- Work to be completed: Extract all lines containing "poem".
* BEGIN *
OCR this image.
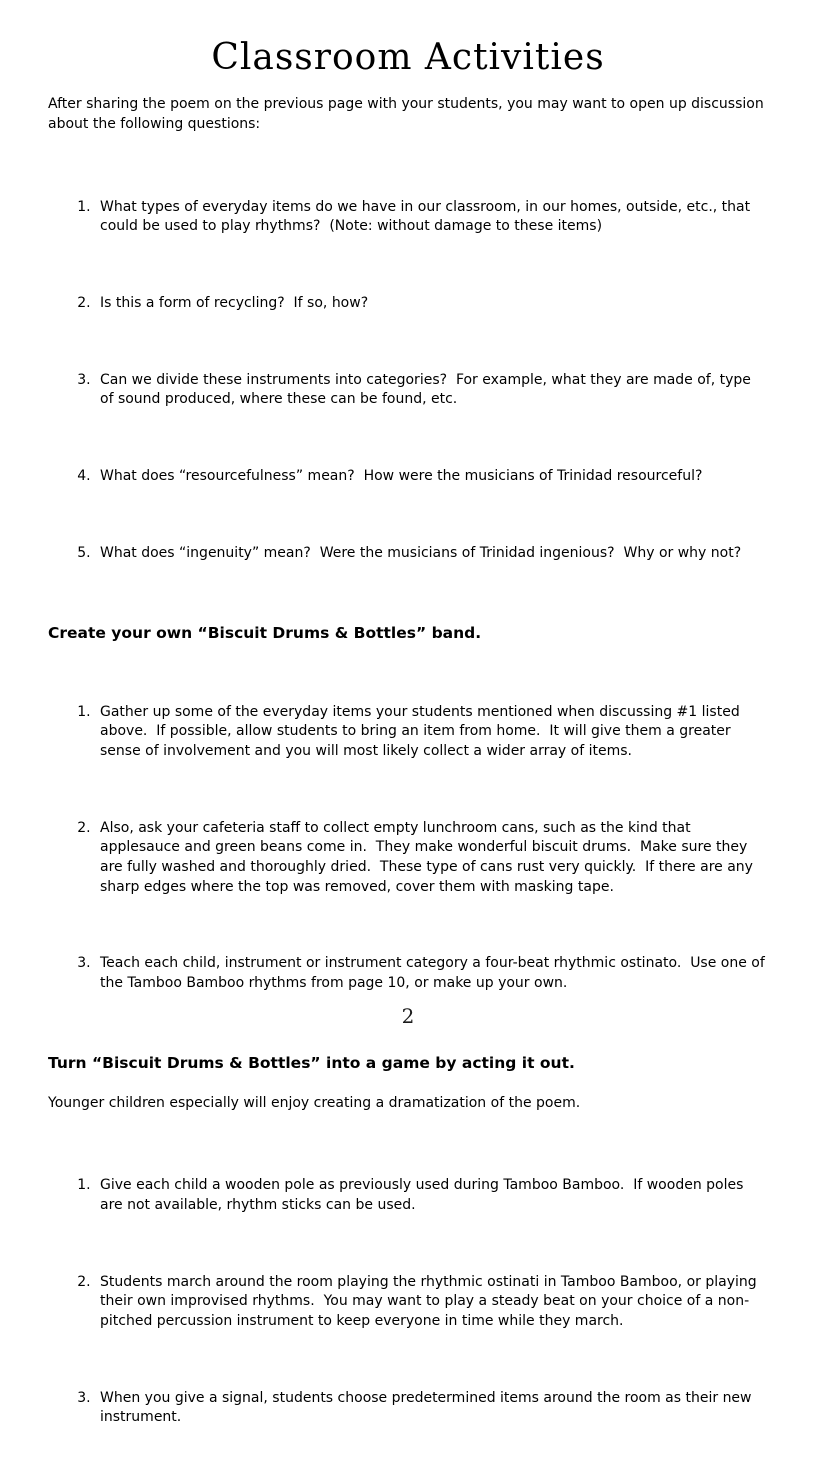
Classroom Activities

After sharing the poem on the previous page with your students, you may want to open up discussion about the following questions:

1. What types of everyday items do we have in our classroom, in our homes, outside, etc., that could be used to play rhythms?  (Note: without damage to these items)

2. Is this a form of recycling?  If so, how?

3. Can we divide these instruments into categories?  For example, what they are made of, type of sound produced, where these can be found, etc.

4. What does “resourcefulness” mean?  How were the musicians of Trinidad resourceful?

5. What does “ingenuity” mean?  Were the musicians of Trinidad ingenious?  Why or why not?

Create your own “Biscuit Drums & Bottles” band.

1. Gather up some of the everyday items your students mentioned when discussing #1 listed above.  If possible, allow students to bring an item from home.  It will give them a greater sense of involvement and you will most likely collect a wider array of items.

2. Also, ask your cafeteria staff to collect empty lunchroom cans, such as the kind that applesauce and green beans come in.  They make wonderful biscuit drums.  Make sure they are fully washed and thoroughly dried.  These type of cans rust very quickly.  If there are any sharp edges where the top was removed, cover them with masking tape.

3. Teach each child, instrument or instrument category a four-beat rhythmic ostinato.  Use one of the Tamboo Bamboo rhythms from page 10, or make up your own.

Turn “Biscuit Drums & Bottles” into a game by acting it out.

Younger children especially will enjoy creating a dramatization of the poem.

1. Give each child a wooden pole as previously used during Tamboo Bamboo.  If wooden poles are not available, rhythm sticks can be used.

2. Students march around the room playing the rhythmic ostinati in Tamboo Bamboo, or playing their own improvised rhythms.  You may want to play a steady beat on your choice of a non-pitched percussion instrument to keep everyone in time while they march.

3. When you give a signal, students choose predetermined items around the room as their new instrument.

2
* END *
* BEGIN *
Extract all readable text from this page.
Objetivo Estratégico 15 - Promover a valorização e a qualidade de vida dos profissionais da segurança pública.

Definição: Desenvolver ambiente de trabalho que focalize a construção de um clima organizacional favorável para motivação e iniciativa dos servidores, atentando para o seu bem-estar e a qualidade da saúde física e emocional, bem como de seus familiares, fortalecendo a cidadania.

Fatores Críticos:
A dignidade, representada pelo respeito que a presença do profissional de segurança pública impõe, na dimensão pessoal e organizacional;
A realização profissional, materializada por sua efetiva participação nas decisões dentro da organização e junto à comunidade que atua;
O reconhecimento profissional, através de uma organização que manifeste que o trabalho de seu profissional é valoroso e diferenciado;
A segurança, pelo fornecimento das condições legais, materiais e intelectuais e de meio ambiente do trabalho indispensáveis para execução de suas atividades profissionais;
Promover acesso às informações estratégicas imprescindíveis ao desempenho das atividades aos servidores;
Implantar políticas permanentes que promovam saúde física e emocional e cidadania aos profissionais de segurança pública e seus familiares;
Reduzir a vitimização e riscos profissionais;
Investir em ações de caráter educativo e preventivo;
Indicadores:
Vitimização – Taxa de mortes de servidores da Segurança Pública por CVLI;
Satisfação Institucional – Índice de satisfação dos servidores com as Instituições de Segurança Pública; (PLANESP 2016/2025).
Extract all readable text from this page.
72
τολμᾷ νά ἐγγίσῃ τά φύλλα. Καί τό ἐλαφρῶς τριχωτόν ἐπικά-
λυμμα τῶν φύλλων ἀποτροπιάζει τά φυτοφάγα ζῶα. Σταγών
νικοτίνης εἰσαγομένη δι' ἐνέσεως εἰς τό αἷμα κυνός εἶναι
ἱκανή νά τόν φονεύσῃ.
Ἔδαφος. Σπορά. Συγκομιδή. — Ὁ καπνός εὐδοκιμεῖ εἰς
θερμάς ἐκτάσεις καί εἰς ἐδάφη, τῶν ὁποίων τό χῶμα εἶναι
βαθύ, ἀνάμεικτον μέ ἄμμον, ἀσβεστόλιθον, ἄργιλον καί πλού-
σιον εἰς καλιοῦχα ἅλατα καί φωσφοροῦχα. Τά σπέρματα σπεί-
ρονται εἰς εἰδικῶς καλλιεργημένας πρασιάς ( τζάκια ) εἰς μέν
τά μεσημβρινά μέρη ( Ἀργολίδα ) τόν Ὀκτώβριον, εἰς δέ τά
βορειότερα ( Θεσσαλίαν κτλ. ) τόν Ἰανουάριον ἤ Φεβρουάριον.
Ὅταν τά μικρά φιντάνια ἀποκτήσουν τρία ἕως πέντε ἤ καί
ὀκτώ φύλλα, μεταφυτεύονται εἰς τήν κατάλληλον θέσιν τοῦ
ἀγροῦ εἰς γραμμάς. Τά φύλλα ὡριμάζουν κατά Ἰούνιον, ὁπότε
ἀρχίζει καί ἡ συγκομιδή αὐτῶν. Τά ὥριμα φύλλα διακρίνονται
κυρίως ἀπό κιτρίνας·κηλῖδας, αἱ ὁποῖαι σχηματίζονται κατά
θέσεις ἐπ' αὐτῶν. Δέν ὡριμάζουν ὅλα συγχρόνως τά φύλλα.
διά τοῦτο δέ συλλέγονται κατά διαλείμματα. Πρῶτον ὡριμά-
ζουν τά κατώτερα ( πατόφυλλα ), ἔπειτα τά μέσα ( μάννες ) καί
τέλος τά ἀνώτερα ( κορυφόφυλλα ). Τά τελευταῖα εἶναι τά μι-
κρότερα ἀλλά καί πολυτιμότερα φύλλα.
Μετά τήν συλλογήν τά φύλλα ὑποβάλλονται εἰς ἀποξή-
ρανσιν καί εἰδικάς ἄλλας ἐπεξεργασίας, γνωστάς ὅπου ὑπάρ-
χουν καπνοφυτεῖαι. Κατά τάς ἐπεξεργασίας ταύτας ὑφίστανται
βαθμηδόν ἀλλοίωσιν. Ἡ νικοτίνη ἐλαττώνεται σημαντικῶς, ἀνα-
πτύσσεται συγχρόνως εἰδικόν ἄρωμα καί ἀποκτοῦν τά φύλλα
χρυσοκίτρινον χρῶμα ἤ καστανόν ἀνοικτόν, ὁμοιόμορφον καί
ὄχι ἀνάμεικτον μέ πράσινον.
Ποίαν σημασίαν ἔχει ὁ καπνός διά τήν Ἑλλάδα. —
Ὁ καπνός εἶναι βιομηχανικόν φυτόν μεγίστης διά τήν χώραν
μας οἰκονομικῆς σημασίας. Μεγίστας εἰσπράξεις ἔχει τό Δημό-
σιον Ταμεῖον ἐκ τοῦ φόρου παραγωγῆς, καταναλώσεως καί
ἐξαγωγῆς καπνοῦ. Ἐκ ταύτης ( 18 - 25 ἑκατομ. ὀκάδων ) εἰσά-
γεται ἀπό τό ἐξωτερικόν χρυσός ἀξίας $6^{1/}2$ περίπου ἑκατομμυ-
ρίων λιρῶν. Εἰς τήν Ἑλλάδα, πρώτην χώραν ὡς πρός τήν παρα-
* END *
* BEGIN *
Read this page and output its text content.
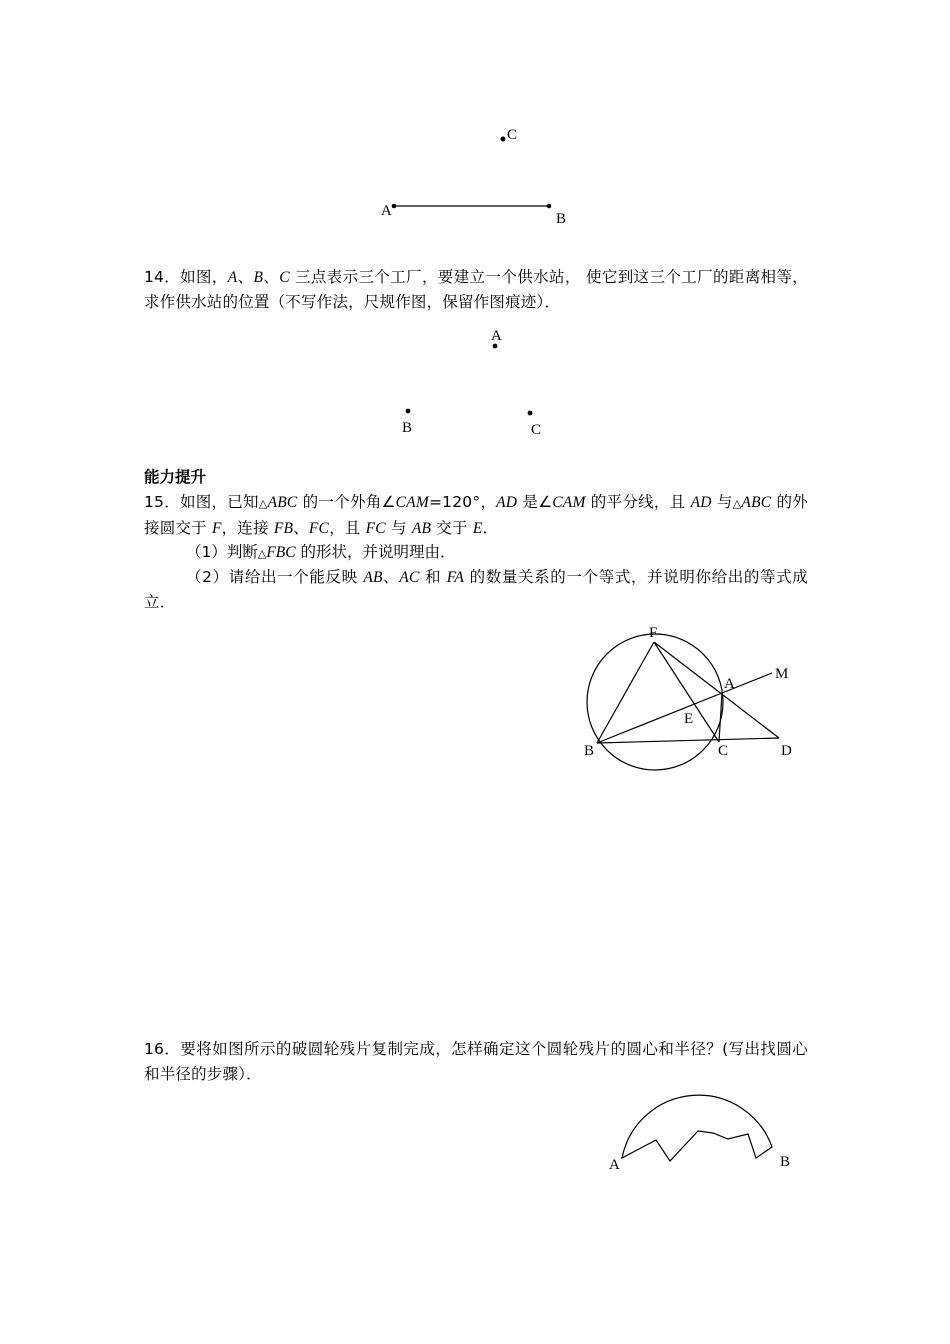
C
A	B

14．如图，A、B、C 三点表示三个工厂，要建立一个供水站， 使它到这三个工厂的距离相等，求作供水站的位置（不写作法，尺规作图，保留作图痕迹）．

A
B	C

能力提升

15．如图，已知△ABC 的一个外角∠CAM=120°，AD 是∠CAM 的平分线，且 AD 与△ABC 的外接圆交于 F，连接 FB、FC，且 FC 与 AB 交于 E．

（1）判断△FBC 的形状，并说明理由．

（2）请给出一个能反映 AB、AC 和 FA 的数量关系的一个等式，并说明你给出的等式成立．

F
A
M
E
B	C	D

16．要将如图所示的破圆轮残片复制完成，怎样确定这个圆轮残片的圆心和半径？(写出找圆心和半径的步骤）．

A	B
* END *
- Task answer:
After sharing the poem on the previous page with your students, you may want to open up discussion about the following questions:
Younger children especially will enjoy creating a dramatization of the poem.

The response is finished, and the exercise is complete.